Posted on Mar 4, 2016 in Automobiles
It seems like there are more and more hybrids out there every day, but how do hybrid cars actually work? When it comes to automobiles, What does “hybrid” even mean?
More and more people are turning every year to hybrid cars, and whether it’s the promise of higher gas mileage and fewer fill-ups or just a desire to be more environmentally friendly, hybrids are flying off dealer lots at record pace. And while there’s no denying that hybrids use less gas to go further, the big question for a lot of people is “How do they do that?” Is it magic? Do they have a secret tank of unicorn farts that needs to be filled at the dealer? Is there some sort of Dorian Gray pact where they trade off mileage for stars exploding somewhere in the universe for every extra MPG they squeeze out? Well, I hate to disappoint you if you were hoping for something mystical – it’s all just science and technology.
A hybrid vehicle is, simply defined, a vehicle with two or more power sources in the drivetrain. To break it down to it’s simplest form, a moped can be considered a hybrid – you can pedal it like a bicycle, or you can let the engine do the work for you. When it comes to cars, it’s a bit more complicated than that, but the basic concept is the same, though instead of pedals and a 2-stroke engine you have a gas powered engine combined with an electric motor that share or trade off powering the car.
Now that we’ve gotten the basic definition out of the way, let’s take a little closer look at how they actually juggle the power sources to work their – well, magic, for lack of a better word. Don’t worry – I don’t have an engineering degree, and I’m assuming if you’re reading this you probably don’t either, so we’ll keep it simple.

EXERCISES
(a) Reproduce the part of the hybrid car post that opens with the words containing "A hybrid vehicle" and closes with "keep it simple.".
(b) Answer these questions using the hybrid car post:
(i) On what date was the post published?
(ii) What two reasons does the post give for people turning to hybrid cars?
(iii) How does the post define a hybrid vehicle?

DATASET SECTION
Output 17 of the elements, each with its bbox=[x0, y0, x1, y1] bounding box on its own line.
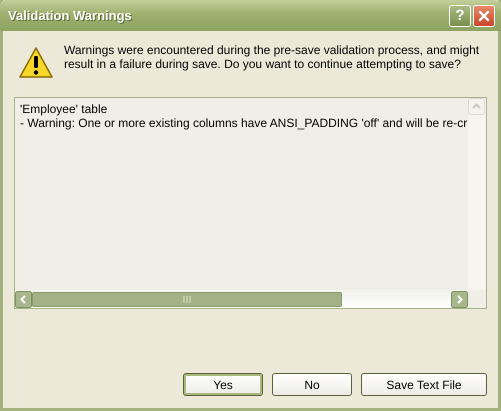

OUTPUTS BY TASK
(a)
A hybrid vehicle is, simply defined, a vehicle with two or more power sources in the drivetrain. To break it down to it’s simplest form, a moped can be considered a hybrid – you can pedal it like a bicycle, or you can let the engine do the work for you. When it comes to cars, it’s a bit more complicated than that, but the basic concept is the same, though instead of pedals and a 2-stroke engine you have a gas powered engine combined with an electric motor that share or trade off powering the car.
Now that we’ve gotten the basic definition out of the way, let’s take a little closer look at how they actually juggle the power sources to work their – well, magic, for lack of a better word. Don’t worry – I don’t have an engineering degree, and I’m assuming if you’re reading this you probably don’t either, so we’ll keep it simple.

(b)
(i) Mar 4, 2016.
(ii) The promise of higher gas mileage and fewer fill-ups, or a desire to be more environmentally friendly.
(iii) A vehicle with two or more power sources in the drivetrain.